== WHAT THE TASK ASKS ==
Rewrite the part of the lines that opens with the line containing "color-spray-small-icon[interactable]: Color Spray" and closes with the line containing "preprocess-current-button[interactable]: Pre-process Current", replacing "interactable" with "clickable" and leaving everything else unchanged.
Start EXTRACTED ENTRIES
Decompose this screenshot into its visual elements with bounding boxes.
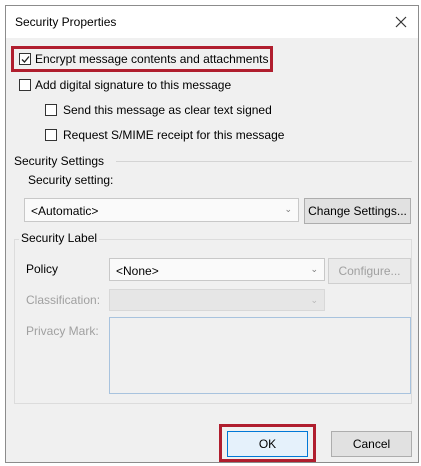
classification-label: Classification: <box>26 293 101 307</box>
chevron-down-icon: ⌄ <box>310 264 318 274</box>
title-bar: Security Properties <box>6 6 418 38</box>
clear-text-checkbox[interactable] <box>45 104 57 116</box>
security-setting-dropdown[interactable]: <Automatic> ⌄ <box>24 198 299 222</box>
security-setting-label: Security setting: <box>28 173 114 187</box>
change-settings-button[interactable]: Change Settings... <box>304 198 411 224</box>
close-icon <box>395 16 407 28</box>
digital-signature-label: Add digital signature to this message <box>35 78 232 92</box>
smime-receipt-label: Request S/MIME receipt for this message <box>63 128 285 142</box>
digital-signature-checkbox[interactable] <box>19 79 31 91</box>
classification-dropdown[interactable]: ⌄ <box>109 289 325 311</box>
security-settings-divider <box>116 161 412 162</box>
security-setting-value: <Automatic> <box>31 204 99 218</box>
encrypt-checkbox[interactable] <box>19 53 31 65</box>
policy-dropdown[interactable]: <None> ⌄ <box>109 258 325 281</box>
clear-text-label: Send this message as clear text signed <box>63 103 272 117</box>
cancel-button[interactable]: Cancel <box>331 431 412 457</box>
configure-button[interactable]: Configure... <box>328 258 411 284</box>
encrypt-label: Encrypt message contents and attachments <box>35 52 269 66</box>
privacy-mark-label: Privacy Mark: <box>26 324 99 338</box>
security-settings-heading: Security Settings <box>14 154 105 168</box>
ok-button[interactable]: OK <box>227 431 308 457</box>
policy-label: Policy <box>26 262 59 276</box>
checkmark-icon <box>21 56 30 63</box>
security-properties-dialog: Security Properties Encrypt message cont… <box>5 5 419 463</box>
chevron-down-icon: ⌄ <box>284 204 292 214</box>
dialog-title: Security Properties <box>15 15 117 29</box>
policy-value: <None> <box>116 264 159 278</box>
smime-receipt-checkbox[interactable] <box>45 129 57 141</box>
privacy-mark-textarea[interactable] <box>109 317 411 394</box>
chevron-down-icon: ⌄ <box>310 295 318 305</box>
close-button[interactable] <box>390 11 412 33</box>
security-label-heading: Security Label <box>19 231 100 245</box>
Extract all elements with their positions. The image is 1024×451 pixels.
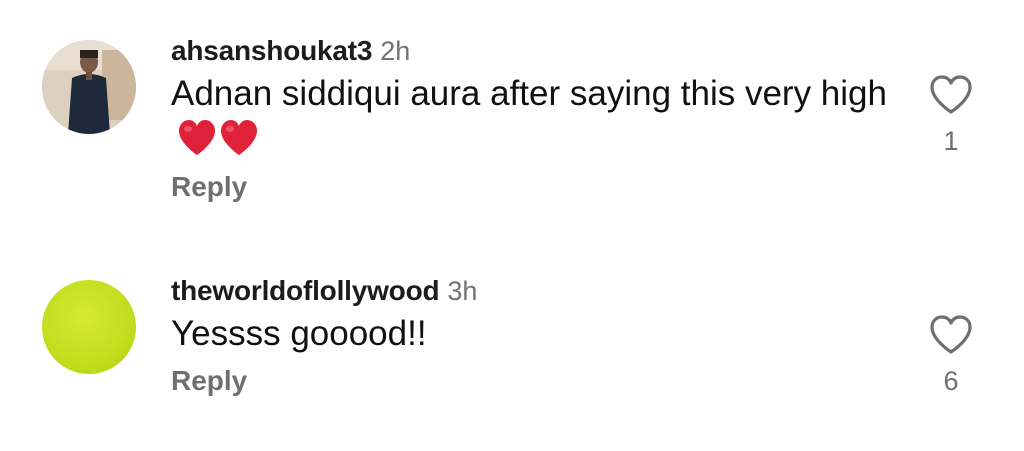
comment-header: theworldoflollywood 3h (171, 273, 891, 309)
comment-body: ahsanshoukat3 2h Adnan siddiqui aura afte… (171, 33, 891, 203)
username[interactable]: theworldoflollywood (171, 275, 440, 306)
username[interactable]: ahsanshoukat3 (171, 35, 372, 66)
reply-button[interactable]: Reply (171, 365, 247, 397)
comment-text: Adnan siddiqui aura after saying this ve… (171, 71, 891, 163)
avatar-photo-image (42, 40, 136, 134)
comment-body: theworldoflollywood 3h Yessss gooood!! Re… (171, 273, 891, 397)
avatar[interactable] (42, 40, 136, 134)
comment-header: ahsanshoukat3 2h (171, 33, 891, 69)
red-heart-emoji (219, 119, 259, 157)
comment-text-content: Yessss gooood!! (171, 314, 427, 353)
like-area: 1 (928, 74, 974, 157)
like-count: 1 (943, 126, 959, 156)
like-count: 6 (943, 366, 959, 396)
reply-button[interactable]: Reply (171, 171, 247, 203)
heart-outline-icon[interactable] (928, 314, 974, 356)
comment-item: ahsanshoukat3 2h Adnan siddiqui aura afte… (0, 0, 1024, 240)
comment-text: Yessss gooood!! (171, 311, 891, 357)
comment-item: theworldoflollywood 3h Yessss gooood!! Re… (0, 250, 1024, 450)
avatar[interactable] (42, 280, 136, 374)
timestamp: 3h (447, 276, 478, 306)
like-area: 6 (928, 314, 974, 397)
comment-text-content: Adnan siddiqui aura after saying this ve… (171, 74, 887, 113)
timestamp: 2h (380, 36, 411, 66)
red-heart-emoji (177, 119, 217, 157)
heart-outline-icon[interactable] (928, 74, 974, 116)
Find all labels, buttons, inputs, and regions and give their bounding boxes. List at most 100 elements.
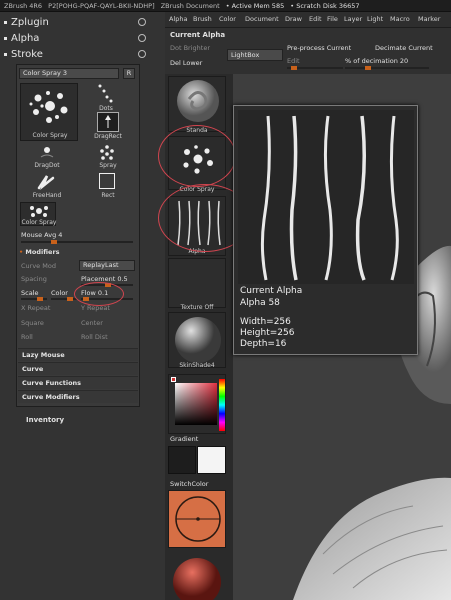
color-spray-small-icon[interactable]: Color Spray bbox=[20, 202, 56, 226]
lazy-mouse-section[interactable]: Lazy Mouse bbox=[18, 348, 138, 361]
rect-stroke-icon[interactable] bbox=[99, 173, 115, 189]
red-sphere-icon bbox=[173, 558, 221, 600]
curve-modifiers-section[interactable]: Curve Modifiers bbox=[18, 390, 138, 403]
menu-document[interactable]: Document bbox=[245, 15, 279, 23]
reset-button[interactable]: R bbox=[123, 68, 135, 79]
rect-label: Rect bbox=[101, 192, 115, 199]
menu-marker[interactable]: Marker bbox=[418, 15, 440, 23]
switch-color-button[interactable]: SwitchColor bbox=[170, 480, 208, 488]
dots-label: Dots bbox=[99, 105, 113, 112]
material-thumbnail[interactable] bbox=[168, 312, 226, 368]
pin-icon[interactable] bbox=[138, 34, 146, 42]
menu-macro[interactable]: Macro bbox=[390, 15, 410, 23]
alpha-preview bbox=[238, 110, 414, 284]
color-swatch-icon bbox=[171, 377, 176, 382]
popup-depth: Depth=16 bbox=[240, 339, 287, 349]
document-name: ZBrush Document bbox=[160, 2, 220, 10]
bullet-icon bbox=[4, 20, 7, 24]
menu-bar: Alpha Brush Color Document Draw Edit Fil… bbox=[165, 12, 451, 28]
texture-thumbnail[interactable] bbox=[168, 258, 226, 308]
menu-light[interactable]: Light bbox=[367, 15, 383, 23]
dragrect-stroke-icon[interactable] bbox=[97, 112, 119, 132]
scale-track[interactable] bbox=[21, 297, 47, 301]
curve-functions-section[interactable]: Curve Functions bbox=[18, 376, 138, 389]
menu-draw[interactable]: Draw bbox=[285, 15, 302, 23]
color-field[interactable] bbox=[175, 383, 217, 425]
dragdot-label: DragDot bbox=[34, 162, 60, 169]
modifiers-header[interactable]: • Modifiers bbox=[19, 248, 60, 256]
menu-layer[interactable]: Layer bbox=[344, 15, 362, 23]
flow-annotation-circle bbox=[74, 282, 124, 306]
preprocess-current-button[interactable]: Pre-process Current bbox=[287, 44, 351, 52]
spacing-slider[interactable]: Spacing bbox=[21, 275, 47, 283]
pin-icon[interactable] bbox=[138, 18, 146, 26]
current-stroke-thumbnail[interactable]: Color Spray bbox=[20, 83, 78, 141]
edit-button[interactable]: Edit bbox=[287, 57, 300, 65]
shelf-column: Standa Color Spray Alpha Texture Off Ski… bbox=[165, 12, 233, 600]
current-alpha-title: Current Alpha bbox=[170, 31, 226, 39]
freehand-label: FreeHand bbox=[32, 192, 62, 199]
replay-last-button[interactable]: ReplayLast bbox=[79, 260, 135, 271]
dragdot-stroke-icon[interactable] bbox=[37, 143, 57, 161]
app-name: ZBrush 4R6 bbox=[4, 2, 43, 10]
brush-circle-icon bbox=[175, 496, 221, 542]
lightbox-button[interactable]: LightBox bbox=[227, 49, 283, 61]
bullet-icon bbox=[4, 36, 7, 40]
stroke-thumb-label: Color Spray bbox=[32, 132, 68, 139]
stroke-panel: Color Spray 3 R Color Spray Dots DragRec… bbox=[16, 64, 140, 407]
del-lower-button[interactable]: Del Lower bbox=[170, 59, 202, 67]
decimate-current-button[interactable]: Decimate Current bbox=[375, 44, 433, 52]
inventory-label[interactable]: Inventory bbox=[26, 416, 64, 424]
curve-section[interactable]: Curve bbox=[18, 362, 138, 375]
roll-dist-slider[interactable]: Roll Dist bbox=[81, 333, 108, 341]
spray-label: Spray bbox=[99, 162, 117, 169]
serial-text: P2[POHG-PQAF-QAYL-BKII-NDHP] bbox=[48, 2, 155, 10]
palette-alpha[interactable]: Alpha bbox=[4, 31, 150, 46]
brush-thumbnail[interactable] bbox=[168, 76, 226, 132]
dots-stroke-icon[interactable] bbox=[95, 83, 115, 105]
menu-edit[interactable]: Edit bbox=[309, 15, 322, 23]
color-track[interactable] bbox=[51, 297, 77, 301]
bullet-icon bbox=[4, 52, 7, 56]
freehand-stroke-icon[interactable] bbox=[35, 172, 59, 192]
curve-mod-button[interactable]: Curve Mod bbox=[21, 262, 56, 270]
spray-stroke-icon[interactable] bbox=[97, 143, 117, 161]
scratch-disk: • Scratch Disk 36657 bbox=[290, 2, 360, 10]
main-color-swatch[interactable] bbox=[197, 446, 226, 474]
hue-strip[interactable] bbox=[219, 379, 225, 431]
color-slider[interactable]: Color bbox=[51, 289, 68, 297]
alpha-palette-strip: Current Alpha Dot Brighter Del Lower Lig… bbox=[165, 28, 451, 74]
End EXTRACTED ENTRIES
== FULL ANSWER ==
color-spray-small-icon[clickable]: Color Spray bbox=[20, 202, 56, 226]
lazy-mouse-section[clickable]: Lazy Mouse bbox=[18, 348, 138, 361]
rect-stroke-icon[clickable] bbox=[99, 173, 115, 189]
red-sphere-icon bbox=[173, 558, 221, 600]
curve-modifiers-section[clickable]: Curve Modifiers bbox=[18, 390, 138, 403]
menu-document[clickable]: Document bbox=[245, 15, 279, 23]
reset-button[clickable]: R bbox=[123, 68, 135, 79]
rect-label: Rect bbox=[101, 192, 115, 199]
menu-marker[clickable]: Marker bbox=[418, 15, 440, 23]
switch-color-button[clickable]: SwitchColor bbox=[170, 480, 208, 488]
dots-label: Dots bbox=[99, 105, 113, 112]
material-thumbnail[clickable] bbox=[168, 312, 226, 368]
pin-icon[clickable] bbox=[138, 34, 146, 42]
menu-macro[clickable]: Macro bbox=[390, 15, 410, 23]
alpha-preview bbox=[238, 110, 414, 284]
color-swatch-icon bbox=[171, 377, 176, 382]
popup-depth: Depth=16 bbox=[240, 339, 287, 349]
document-name: ZBrush Document bbox=[160, 2, 220, 10]
bullet-icon bbox=[4, 20, 7, 24]
menu-bar: Alpha Brush Color Document Draw Edit Fil… bbox=[165, 12, 451, 28]
texture-thumbnail[clickable] bbox=[168, 258, 226, 308]
menu-light[clickable]: Light bbox=[367, 15, 383, 23]
dragrect-stroke-icon[clickable] bbox=[97, 112, 119, 132]
scale-track[clickable] bbox=[21, 297, 47, 301]
curve-functions-section[clickable]: Curve Functions bbox=[18, 376, 138, 389]
menu-draw[clickable]: Draw bbox=[285, 15, 302, 23]
color-field[clickable] bbox=[175, 383, 217, 425]
dragdot-label: DragDot bbox=[34, 162, 60, 169]
modifiers-header[clickable]: • Modifiers bbox=[19, 248, 60, 256]
menu-layer[clickable]: Layer bbox=[344, 15, 362, 23]
flow-annotation-circle bbox=[74, 282, 124, 306]
preprocess-current-button[clickable]: Pre-process Current bbox=[287, 44, 351, 52]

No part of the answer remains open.